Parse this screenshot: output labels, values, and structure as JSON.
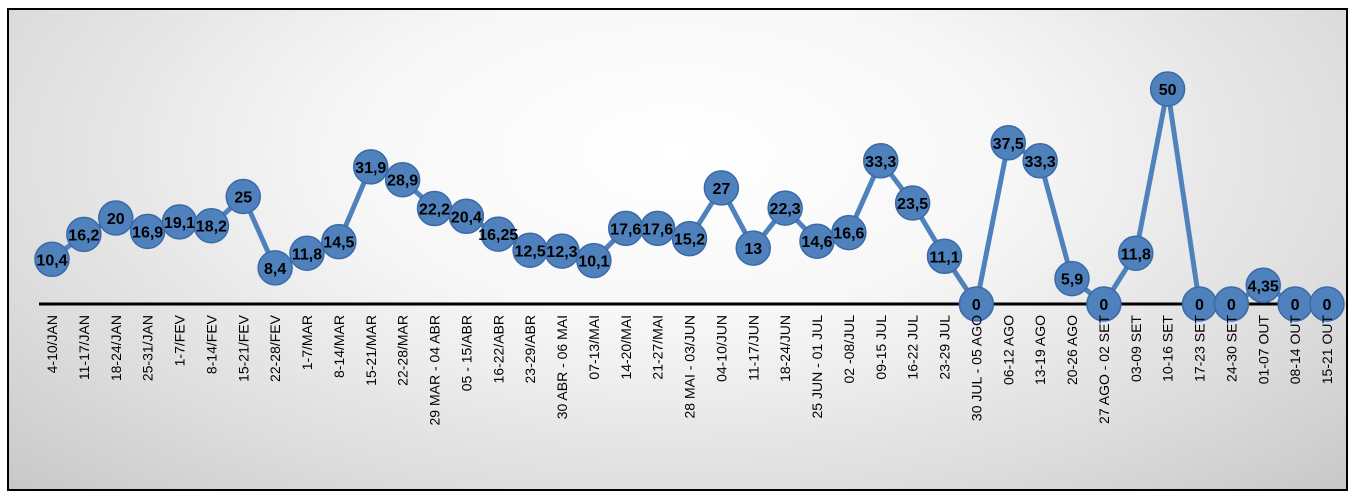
{
  "chart_data": {
    "type": "line",
    "title": "",
    "xlabel": "",
    "ylabel": "",
    "ylim": [
      0,
      55
    ],
    "grid": false,
    "legend": "none",
    "line_color": "#4f81bd",
    "marker_color": "#4f81bd",
    "marker_edge": "#3a6aa8",
    "axis_color": "#000000",
    "categories": [
      "4-10/JAN",
      "11-17/JAN",
      "18-24/JAN",
      "25-31/JAN",
      "1-7/FEV",
      "8-14/FEV",
      "15-21/FEV",
      "22-28/FEV",
      "1-7/MAR",
      "8-14/MAR",
      "15-21/MAR",
      "22-28/MAR",
      "29 MAR - 04 ABR",
      "05 - 15/ABR",
      "16-22/ABR",
      "23-29/ABR",
      "30 ABR - 06 MAI",
      "07-13/MAI",
      "14-20/MAI",
      "21-27/MAI",
      "28 MAI - 03/JUN",
      "04-10/JUN",
      "11-17/JUN",
      "18-24/JUN",
      "25 JUN - 01 JUL",
      "02 -08/JUL",
      "09-15 JUL",
      "16-22 JUL",
      "23-29 JUL",
      "30 JUL - 05 AGO",
      "06-12 AGO",
      "13-19 AGO",
      "20-26 AGO",
      "27 AGO - 02 SET",
      "03-09 SET",
      "10-16 SET",
      "17-23 SET",
      "24-30 SET",
      "01-07 OUT",
      "08-14 OUT",
      "15-21 OUT"
    ],
    "values": [
      10.4,
      16.2,
      20,
      16.9,
      19.1,
      18.2,
      25,
      8.4,
      11.8,
      14.5,
      31.9,
      28.9,
      22.2,
      20.4,
      16.25,
      12.5,
      12.3,
      10.1,
      17.6,
      17.6,
      15.2,
      27,
      13,
      22.3,
      14.6,
      16.6,
      33.3,
      23.5,
      11.1,
      0,
      37.5,
      33.3,
      5.9,
      0,
      11.8,
      50,
      0,
      0,
      4.35,
      0,
      0
    ],
    "data_labels": [
      "10,4",
      "16,2",
      "20",
      "16,9",
      "19,1",
      "18,2",
      "25",
      "8,4",
      "11,8",
      "14,5",
      "31,9",
      "28,9",
      "22,2",
      "20,4",
      "16,25",
      "12,5",
      "12,3",
      "10,1",
      "17,6",
      "17,6",
      "15,2",
      "27",
      "13",
      "22,3",
      "14,6",
      "16,6",
      "33,3",
      "23,5",
      "11,1",
      "0",
      "37,5",
      "33,3",
      "5,9",
      "0",
      "11,8",
      "50",
      "0",
      "0",
      "4,35",
      "0",
      "0"
    ]
  }
}
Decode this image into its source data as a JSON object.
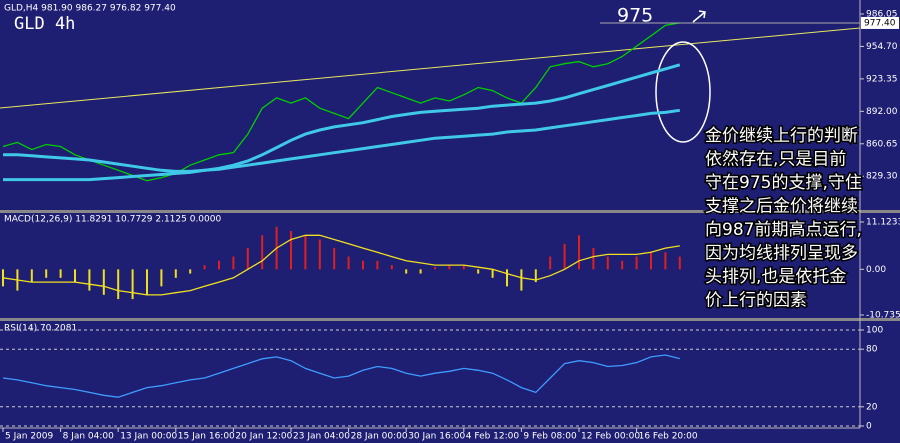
{
  "chart_data": [
    {
      "type": "line",
      "header": "GLD,H4  981.90 986.27 976.82 977.40",
      "title": "GLD 4h",
      "annotation": "975",
      "note_lines": [
        "金价继续上行的判断",
        "依然存在,只是目前",
        "守在975的支撑,守住",
        "支撑之后金价将继续",
        "向987前期高点运行,",
        "因为均线排列呈现多",
        "头排列,也是依托金",
        "价上行的因素"
      ],
      "ylim": [
        798.6,
        995.7
      ],
      "yticks": [
        986.05,
        {
          "value": 954.7,
          "label": "954.70"
        },
        923.35,
        {
          "value": 892,
          "label": "892.00"
        },
        860.65,
        {
          "value": 829.3,
          "label": "829.30"
        }
      ],
      "current_price": {
        "value": 977.4,
        "label": "977.40"
      },
      "grid": false,
      "series": [
        {
          "color": "#00d000",
          "values": [
            858,
            862,
            855,
            860,
            858,
            850,
            845,
            840,
            835,
            830,
            825,
            828,
            832,
            840,
            845,
            850,
            852,
            870,
            895,
            905,
            900,
            905,
            895,
            890,
            885,
            900,
            915,
            910,
            905,
            900,
            905,
            902,
            908,
            915,
            912,
            905,
            900,
            915,
            935,
            938,
            940,
            935,
            938,
            945,
            955,
            965,
            975,
            977.4
          ]
        },
        {
          "color": "#40c8e8",
          "values": [
            850,
            850,
            849,
            848,
            847,
            846,
            845,
            843,
            841,
            839,
            837,
            835,
            834,
            834,
            835,
            837,
            840,
            844,
            850,
            857,
            864,
            870,
            874,
            877,
            879,
            881,
            884,
            887,
            889,
            891,
            892,
            893,
            894,
            895,
            897,
            898,
            899,
            900,
            902,
            905,
            909,
            913,
            917,
            921,
            925,
            929,
            933,
            937
          ]
        },
        {
          "color": "#40c8e8",
          "values": [
            826,
            826,
            826,
            826,
            826,
            826,
            826,
            827,
            828,
            829,
            830,
            831,
            832,
            833,
            835,
            836,
            838,
            840,
            842,
            844,
            846,
            848,
            850,
            852,
            854,
            856,
            858,
            860,
            862,
            864,
            866,
            867,
            868,
            869,
            870,
            872,
            873,
            874,
            876,
            878,
            880,
            882,
            884,
            886,
            888,
            890,
            891,
            893
          ]
        }
      ]
    },
    {
      "type": "bar",
      "header": "MACD(12,26,9) 11.8291 10.7729 2.1125 0.0000",
      "ylim": [
        -10.7357,
        11.1233
      ],
      "yticks": [
        11.1233,
        {
          "value": 0,
          "label": "0.00"
        },
        -10.7357
      ],
      "positive_color": "#e02020",
      "negative_color": "#f0e020",
      "values": [
        -4,
        -5,
        -3,
        -2,
        -2,
        -3,
        -5,
        -6,
        -7,
        -7,
        -6,
        -4,
        -2,
        -1,
        1,
        2,
        3,
        5,
        8,
        10,
        9,
        8,
        7,
        5,
        3,
        2,
        2,
        1,
        -1,
        -1,
        0.5,
        1,
        1,
        -1,
        -2,
        -4,
        -5,
        -3,
        3,
        6,
        8,
        5,
        3,
        2,
        3,
        4,
        4,
        3
      ],
      "signal": {
        "color": "#f0e020",
        "values": [
          -2,
          -2.5,
          -3,
          -3,
          -3,
          -3,
          -3.5,
          -4,
          -5,
          -5.5,
          -6,
          -6,
          -5.5,
          -5,
          -4,
          -3,
          -2,
          0,
          2,
          5,
          7,
          8,
          8,
          7,
          6,
          5,
          4,
          3,
          2,
          1.5,
          1,
          1,
          1,
          0.5,
          0,
          -1,
          -2,
          -2.5,
          -1.5,
          0,
          2,
          3,
          3.5,
          3.5,
          3.5,
          4,
          5,
          5.5
        ]
      }
    },
    {
      "type": "line",
      "header": "RSI(14) 70.2081",
      "ylim": [
        0,
        100
      ],
      "yticks": [
        100,
        80,
        20,
        0
      ],
      "grid": true,
      "categories": [
        "5 Jan 2009",
        null,
        null,
        null,
        "8 Jan 04:00",
        null,
        null,
        null,
        "13 Jan 00:00",
        null,
        null,
        null,
        "15 Jan 16:00",
        null,
        null,
        null,
        "20 Jan 12:00",
        null,
        null,
        null,
        "23 Jan 04:00",
        null,
        null,
        null,
        "28 Jan 00:00",
        null,
        null,
        null,
        "30 Jan 16:00",
        null,
        null,
        null,
        "4 Feb 12:00",
        null,
        null,
        null,
        "9 Feb 08:00",
        null,
        null,
        null,
        "12 Feb 00:00",
        null,
        null,
        null,
        "16 Feb 20:00",
        null,
        null,
        null
      ],
      "series": [
        {
          "color": "#3f9cff",
          "values": [
            50,
            48,
            45,
            42,
            40,
            38,
            35,
            32,
            30,
            35,
            40,
            42,
            45,
            48,
            50,
            55,
            60,
            65,
            70,
            72,
            68,
            60,
            55,
            50,
            52,
            58,
            62,
            60,
            55,
            52,
            55,
            57,
            60,
            58,
            55,
            48,
            40,
            35,
            50,
            65,
            68,
            66,
            62,
            63,
            66,
            72,
            74,
            70.2081
          ]
        }
      ]
    }
  ]
}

──────────────────────────────

Give the number of lines in the entries that hold the word "type", and nothing else.

4